Figure contents as structured data:
##############################
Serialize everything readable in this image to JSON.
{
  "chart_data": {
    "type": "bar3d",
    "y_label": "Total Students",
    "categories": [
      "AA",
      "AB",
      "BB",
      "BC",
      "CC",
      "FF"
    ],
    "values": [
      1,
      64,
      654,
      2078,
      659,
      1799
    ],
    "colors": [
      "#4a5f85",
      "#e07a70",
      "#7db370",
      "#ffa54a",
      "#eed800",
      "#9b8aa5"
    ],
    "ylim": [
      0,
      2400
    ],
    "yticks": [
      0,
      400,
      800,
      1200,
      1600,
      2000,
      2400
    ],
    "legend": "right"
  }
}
##############################
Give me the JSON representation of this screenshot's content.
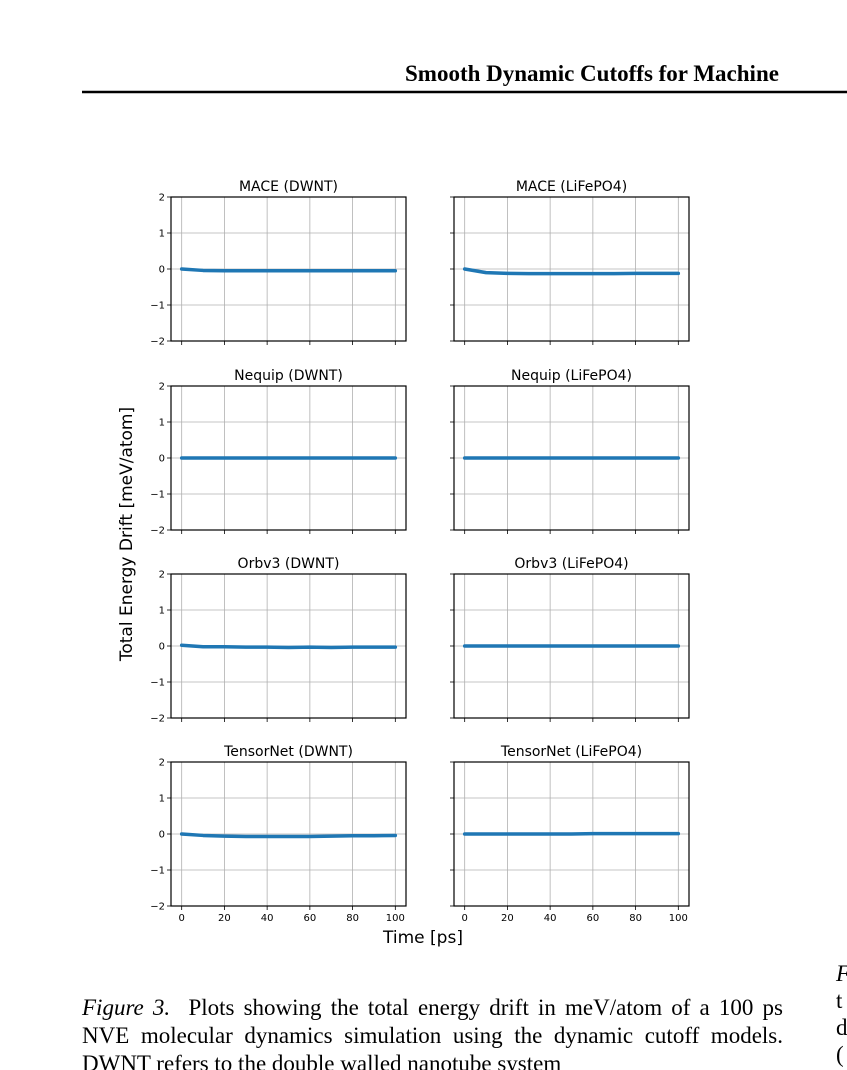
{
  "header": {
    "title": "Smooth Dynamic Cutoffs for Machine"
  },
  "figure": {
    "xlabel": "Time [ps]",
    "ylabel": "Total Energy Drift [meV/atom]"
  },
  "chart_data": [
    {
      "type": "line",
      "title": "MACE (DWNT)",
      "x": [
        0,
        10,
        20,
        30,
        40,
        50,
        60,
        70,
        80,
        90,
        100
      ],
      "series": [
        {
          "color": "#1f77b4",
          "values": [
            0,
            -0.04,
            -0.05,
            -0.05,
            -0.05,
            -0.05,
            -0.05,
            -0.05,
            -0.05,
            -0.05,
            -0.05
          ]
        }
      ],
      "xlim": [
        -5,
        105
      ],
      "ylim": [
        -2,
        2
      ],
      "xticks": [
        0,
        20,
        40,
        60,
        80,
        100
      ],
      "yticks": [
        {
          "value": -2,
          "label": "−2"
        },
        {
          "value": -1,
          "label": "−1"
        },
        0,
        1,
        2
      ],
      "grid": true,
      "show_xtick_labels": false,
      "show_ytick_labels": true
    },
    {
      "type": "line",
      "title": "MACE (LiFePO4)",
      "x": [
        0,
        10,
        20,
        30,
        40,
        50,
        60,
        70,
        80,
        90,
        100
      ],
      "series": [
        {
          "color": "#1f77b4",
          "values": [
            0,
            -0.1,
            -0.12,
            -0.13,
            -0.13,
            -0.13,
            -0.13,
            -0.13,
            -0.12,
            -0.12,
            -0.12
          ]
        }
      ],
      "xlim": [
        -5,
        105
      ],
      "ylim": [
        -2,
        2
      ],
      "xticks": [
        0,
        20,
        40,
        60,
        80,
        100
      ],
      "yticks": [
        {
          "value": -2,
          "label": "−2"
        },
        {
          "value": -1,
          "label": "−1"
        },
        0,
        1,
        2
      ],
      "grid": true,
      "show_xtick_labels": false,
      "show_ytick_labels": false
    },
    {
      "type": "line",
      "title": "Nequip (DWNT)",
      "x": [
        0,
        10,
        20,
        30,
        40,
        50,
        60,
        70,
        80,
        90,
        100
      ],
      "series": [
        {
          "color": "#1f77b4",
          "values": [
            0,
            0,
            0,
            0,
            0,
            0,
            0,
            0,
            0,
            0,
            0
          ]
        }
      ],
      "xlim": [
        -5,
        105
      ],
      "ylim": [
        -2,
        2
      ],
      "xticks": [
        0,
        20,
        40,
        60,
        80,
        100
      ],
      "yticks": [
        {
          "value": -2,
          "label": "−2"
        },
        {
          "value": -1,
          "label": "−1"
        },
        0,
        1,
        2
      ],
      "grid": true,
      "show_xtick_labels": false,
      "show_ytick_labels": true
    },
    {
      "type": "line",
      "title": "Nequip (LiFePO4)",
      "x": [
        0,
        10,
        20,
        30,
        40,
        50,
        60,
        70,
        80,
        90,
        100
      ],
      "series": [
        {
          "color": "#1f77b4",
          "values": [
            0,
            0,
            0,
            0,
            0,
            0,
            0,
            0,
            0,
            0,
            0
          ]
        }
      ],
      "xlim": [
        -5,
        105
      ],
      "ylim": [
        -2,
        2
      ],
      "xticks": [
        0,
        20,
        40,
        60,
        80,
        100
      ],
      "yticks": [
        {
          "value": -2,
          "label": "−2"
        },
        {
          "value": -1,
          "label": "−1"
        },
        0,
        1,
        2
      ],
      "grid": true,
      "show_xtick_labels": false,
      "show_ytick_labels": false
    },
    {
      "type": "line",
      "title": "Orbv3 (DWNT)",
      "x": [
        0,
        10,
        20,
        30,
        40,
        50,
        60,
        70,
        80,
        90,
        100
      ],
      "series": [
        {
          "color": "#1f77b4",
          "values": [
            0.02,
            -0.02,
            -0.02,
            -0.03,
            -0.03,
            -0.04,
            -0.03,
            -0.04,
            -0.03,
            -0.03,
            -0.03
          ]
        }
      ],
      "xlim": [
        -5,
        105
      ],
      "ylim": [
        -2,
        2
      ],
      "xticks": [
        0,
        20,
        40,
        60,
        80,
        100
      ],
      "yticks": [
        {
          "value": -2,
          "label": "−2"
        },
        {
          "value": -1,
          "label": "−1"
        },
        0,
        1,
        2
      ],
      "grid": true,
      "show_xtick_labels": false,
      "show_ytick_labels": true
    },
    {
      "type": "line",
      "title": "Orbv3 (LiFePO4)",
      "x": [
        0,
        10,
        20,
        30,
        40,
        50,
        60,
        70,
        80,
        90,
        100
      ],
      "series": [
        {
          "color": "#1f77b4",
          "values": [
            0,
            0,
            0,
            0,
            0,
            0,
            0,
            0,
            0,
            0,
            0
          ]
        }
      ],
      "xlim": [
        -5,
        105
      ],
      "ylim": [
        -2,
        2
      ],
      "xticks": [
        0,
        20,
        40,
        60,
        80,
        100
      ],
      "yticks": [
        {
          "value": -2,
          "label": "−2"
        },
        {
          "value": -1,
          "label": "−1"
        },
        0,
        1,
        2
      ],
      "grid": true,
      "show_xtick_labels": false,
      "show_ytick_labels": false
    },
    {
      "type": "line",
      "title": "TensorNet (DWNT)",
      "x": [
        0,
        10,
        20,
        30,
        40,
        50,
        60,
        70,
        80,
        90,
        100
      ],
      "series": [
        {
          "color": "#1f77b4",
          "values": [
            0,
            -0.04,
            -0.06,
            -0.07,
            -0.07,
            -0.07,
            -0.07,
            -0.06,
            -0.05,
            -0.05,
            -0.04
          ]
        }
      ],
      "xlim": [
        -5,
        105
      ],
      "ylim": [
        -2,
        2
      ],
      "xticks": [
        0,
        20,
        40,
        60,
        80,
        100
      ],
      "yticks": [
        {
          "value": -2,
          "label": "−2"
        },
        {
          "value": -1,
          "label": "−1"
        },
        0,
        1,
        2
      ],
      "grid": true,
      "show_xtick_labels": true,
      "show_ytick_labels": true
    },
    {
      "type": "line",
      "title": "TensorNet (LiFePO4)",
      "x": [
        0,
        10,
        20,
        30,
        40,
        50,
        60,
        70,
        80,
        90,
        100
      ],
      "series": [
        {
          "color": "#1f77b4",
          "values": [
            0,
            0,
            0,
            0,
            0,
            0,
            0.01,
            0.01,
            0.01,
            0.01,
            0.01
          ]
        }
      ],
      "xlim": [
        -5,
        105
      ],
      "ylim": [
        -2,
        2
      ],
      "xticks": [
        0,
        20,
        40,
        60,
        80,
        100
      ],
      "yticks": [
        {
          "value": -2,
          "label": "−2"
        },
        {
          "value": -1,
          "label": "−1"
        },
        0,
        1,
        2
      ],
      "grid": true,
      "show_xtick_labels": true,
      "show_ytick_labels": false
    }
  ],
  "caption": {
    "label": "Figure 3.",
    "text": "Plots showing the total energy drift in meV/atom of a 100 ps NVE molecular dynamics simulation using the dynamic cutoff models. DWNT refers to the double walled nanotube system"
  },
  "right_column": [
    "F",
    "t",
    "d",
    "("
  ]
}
##############################
→ **What to work on**:
Take every line that includes the string "JSON" and copy it.

→ **The output**:
Serialize everything readable in this image to JSON.
Give me the JSON representation of this screenshot's content.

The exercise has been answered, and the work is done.